◆ PROBLEM STATEMENT ◆
Your task is to repeat the listing exactly.

◆ EXERCISE MATERIAL ◆
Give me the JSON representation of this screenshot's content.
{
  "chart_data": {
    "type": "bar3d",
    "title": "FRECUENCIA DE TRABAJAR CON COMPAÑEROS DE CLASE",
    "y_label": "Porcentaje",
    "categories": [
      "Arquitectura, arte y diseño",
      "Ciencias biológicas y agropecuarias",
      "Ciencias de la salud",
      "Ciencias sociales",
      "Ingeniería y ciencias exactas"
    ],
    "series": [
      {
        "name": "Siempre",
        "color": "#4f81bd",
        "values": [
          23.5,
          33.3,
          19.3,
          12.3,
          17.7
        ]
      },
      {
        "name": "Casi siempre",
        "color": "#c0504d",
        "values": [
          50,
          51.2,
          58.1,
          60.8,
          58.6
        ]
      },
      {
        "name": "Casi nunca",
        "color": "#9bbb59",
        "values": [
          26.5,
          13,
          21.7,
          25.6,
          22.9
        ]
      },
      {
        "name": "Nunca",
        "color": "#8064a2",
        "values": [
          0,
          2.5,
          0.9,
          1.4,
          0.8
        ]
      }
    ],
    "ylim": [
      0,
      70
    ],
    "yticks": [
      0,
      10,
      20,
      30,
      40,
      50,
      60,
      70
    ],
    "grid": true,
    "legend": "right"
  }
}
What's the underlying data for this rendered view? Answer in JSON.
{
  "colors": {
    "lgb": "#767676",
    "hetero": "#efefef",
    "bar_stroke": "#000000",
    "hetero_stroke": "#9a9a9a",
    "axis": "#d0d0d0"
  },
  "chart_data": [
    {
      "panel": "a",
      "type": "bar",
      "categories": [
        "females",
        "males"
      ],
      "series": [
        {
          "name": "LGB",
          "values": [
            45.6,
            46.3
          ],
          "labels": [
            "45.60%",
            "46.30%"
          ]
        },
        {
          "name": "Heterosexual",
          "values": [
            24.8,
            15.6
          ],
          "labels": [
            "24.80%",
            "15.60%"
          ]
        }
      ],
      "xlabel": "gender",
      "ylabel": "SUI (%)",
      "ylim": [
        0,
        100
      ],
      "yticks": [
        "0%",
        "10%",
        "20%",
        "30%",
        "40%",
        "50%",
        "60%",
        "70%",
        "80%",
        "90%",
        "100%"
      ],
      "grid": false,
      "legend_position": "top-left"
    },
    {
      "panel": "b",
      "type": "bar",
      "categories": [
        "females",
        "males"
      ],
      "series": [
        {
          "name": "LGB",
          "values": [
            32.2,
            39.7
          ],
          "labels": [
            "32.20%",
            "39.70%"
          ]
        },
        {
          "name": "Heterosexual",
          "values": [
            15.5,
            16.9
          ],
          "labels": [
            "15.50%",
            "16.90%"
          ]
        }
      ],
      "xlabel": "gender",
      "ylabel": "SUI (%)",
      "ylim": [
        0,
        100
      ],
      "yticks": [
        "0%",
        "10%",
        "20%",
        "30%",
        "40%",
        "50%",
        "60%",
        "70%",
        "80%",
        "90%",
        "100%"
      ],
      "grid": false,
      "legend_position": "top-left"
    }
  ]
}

◆ ANSWER TO THIS TASK ◆
Give me the JSON representation of this screenshot's content.
{
  "chart_data": {
    "type": "bar3d",
    "title": "FRECUENCIA DE TRABAJAR CON COMPAÑEROS DE CLASE",
    "y_label": "Porcentaje",
    "categories": [
      "Arquitectura, arte y diseño",
      "Ciencias biológicas y agropecuarias",
      "Ciencias de la salud",
      "Ciencias sociales",
      "Ingeniería y ciencias exactas"
    ],
    "series": [
      {
        "name": "Siempre",
        "color": "#4f81bd",
        "values": [
          23.5,
          33.3,
          19.3,
          12.3,
          17.7
        ]
      },
      {
        "name": "Casi siempre",
        "color": "#c0504d",
        "values": [
          50,
          51.2,
          58.1,
          60.8,
          58.6
        ]
      },
      {
        "name": "Casi nunca",
        "color": "#9bbb59",
        "values": [
          26.5,
          13,
          21.7,
          25.6,
          22.9
        ]
      },
      {
        "name": "Nunca",
        "color": "#8064a2",
        "values": [
          0,
          2.5,
          0.9,
          1.4,
          0.8
        ]
      }
    ],
    "ylim": [
      0,
      70
    ],
    "yticks": [
      0,
      10,
      20,
      30,
      40,
      50,
      60,
      70
    ],
    "grid": true,
    "legend": "right"
  }
}
What's the underlying data for this rendered view? Answer in JSON.
{
  "colors": {
    "lgb": "#767676",
    "hetero": "#efefef",
    "bar_stroke": "#000000",
    "hetero_stroke": "#9a9a9a",
    "axis": "#d0d0d0"
  },
  "chart_data": [
    {
      "panel": "a",
      "type": "bar",
      "categories": [
        "females",
        "males"
      ],
      "series": [
        {
          "name": "LGB",
          "values": [
            45.6,
            46.3
          ],
          "labels": [
            "45.60%",
            "46.30%"
          ]
        },
        {
          "name": "Heterosexual",
          "values": [
            24.8,
            15.6
          ],
          "labels": [
            "24.80%",
            "15.60%"
          ]
        }
      ],
      "xlabel": "gender",
      "ylabel": "SUI (%)",
      "ylim": [
        0,
        100
      ],
      "yticks": [
        "0%",
        "10%",
        "20%",
        "30%",
        "40%",
        "50%",
        "60%",
        "70%",
        "80%",
        "90%",
        "100%"
      ],
      "grid": false,
      "legend_position": "top-left"
    },
    {
      "panel": "b",
      "type": "bar",
      "categories": [
        "females",
        "males"
      ],
      "series": [
        {
          "name": "LGB",
          "values": [
            32.2,
            39.7
          ],
          "labels": [
            "32.20%",
            "39.70%"
          ]
        },
        {
          "name": "Heterosexual",
          "values": [
            15.5,
            16.9
          ],
          "labels": [
            "15.50%",
            "16.90%"
          ]
        }
      ],
      "xlabel": "gender",
      "ylabel": "SUI (%)",
      "ylim": [
        0,
        100
      ],
      "yticks": [
        "0%",
        "10%",
        "20%",
        "30%",
        "40%",
        "50%",
        "60%",
        "70%",
        "80%",
        "90%",
        "100%"
      ],
      "grid": false,
      "legend_position": "top-left"
    }
  ]
}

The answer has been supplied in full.